→ Given request: Every record should be copied exactly, except that pictures are to be omitted.

→ Listed entries:
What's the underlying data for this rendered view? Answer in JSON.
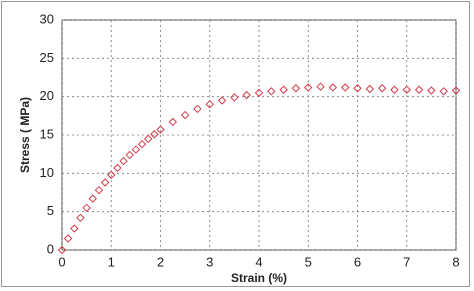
{
  "chart_data": {
    "type": "scatter",
    "x_label": "Strain  (%)",
    "y_label": "Stress ( MPa)",
    "xlim": [
      0,
      8
    ],
    "ylim": [
      0,
      30
    ],
    "xticks": [
      0,
      1,
      2,
      3,
      4,
      5,
      6,
      7,
      8
    ],
    "yticks": [
      0,
      5,
      10,
      15,
      20,
      25,
      30
    ],
    "grid": true,
    "marker": "diamond",
    "x": [
      0,
      0.125,
      0.25,
      0.375,
      0.5,
      0.625,
      0.75,
      0.875,
      1,
      1.125,
      1.25,
      1.375,
      1.5,
      1.625,
      1.75,
      1.875,
      2,
      2.25,
      2.5,
      2.75,
      3,
      3.25,
      3.5,
      3.75,
      4,
      4.25,
      4.5,
      4.75,
      5,
      5.25,
      5.5,
      5.75,
      6,
      6.25,
      6.5,
      6.75,
      7,
      7.25,
      7.5,
      7.75,
      8
    ],
    "series": [
      {
        "color": "#d23c4a",
        "values": [
          0,
          1.5,
          2.8,
          4.2,
          5.5,
          6.7,
          7.8,
          8.8,
          9.8,
          10.7,
          11.6,
          12.4,
          13.1,
          13.8,
          14.5,
          15.1,
          15.7,
          16.7,
          17.6,
          18.4,
          19,
          19.5,
          19.9,
          20.2,
          20.5,
          20.7,
          20.9,
          21.1,
          21.2,
          21.3,
          21.2,
          21.2,
          21.1,
          21,
          21.1,
          20.9,
          20.9,
          20.9,
          20.8,
          20.7,
          20.8
        ]
      }
    ]
  }
}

→ Exercise solution:
What's the underlying data for this rendered view? Answer in JSON.
{
  "chart_data": {
    "type": "scatter",
    "x_label": "Strain  (%)",
    "y_label": "Stress ( MPa)",
    "xlim": [
      0,
      8
    ],
    "ylim": [
      0,
      30
    ],
    "xticks": [
      0,
      1,
      2,
      3,
      4,
      5,
      6,
      7,
      8
    ],
    "yticks": [
      0,
      5,
      10,
      15,
      20,
      25,
      30
    ],
    "grid": true,
    "marker": "diamond",
    "x": [
      0,
      0.125,
      0.25,
      0.375,
      0.5,
      0.625,
      0.75,
      0.875,
      1,
      1.125,
      1.25,
      1.375,
      1.5,
      1.625,
      1.75,
      1.875,
      2,
      2.25,
      2.5,
      2.75,
      3,
      3.25,
      3.5,
      3.75,
      4,
      4.25,
      4.5,
      4.75,
      5,
      5.25,
      5.5,
      5.75,
      6,
      6.25,
      6.5,
      6.75,
      7,
      7.25,
      7.5,
      7.75,
      8
    ],
    "series": [
      {
        "color": "#d23c4a",
        "values": [
          0,
          1.5,
          2.8,
          4.2,
          5.5,
          6.7,
          7.8,
          8.8,
          9.8,
          10.7,
          11.6,
          12.4,
          13.1,
          13.8,
          14.5,
          15.1,
          15.7,
          16.7,
          17.6,
          18.4,
          19,
          19.5,
          19.9,
          20.2,
          20.5,
          20.7,
          20.9,
          21.1,
          21.2,
          21.3,
          21.2,
          21.2,
          21.1,
          21,
          21.1,
          20.9,
          20.9,
          20.9,
          20.8,
          20.7,
          20.8
        ]
      }
    ]
  }
}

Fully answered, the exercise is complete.